> _Exercise instructions_: Write the data out again in full, with no departure from the original.

===== Records for the task =====

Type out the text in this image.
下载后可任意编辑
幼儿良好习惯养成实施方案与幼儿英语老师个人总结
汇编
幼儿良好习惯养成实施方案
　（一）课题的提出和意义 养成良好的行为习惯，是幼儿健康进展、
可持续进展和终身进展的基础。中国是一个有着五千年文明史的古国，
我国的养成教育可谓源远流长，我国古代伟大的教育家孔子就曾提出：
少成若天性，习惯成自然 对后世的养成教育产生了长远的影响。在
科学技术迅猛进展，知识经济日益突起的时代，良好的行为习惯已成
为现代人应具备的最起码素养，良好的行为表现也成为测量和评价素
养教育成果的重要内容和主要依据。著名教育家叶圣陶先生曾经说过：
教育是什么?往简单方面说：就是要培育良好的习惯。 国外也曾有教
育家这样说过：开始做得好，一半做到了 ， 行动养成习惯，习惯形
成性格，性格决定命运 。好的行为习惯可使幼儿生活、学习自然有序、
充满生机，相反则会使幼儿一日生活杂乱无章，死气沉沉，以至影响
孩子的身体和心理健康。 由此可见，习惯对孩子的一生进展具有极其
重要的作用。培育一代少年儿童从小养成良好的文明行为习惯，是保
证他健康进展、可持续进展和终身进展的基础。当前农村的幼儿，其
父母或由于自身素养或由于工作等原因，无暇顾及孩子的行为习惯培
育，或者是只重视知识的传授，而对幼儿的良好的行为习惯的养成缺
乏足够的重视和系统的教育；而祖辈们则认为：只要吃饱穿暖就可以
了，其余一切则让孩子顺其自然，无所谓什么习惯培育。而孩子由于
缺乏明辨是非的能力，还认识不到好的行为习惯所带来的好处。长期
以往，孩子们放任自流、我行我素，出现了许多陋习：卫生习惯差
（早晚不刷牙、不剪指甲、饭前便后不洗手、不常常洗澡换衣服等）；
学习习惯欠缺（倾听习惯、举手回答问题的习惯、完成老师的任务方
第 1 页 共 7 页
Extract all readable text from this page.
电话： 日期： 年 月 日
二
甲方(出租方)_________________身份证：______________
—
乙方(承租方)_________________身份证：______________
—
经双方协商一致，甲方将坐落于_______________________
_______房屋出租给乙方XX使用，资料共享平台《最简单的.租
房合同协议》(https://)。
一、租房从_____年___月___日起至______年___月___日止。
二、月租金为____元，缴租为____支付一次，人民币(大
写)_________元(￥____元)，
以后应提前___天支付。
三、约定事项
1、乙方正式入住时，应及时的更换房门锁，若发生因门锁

=====

> _Solution to this task_:
Type out the text in this image.
下载后可任意编辑
幼儿良好习惯养成实施方案与幼儿英语老师个人总结
汇编
幼儿良好习惯养成实施方案
　（一）课题的提出和意义 养成良好的行为习惯，是幼儿健康进展、
可持续进展和终身进展的基础。中国是一个有着五千年文明史的古国，
我国的养成教育可谓源远流长，我国古代伟大的教育家孔子就曾提出：
少成若天性，习惯成自然 对后世的养成教育产生了长远的影响。在
科学技术迅猛进展，知识经济日益突起的时代，良好的行为习惯已成
为现代人应具备的最起码素养，良好的行为表现也成为测量和评价素
养教育成果的重要内容和主要依据。著名教育家叶圣陶先生曾经说过：
教育是什么?往简单方面说：就是要培育良好的习惯。 国外也曾有教
育家这样说过：开始做得好，一半做到了 ， 行动养成习惯，习惯形
成性格，性格决定命运 。好的行为习惯可使幼儿生活、学习自然有序、
充满生机，相反则会使幼儿一日生活杂乱无章，死气沉沉，以至影响
孩子的身体和心理健康。 由此可见，习惯对孩子的一生进展具有极其
重要的作用。培育一代少年儿童从小养成良好的文明行为习惯，是保
证他健康进展、可持续进展和终身进展的基础。当前农村的幼儿，其
父母或由于自身素养或由于工作等原因，无暇顾及孩子的行为习惯培
育，或者是只重视知识的传授，而对幼儿的良好的行为习惯的养成缺
乏足够的重视和系统的教育；而祖辈们则认为：只要吃饱穿暖就可以
了，其余一切则让孩子顺其自然，无所谓什么习惯培育。而孩子由于
缺乏明辨是非的能力，还认识不到好的行为习惯所带来的好处。长期
以往，孩子们放任自流、我行我素，出现了许多陋习：卫生习惯差
（早晚不刷牙、不剪指甲、饭前便后不洗手、不常常洗澡换衣服等）；
学习习惯欠缺（倾听习惯、举手回答问题的习惯、完成老师的任务方
第 1 页 共 7 页
Extract all readable text from this page.
电话： 日期： 年 月 日
二
甲方(出租方)_________________身份证：______________
—
乙方(承租方)_________________身份证：______________
—
经双方协商一致，甲方将坐落于_______________________
_______房屋出租给乙方XX使用，资料共享平台《最简单的.租
房合同协议》(https://)。
一、租房从_____年___月___日起至______年___月___日止。
二、月租金为____元，缴租为____支付一次，人民币(大
写)_________元(￥____元)，
以后应提前___天支付。
三、约定事项
1、乙方正式入住时，应及时的更换房门锁，若发生因门锁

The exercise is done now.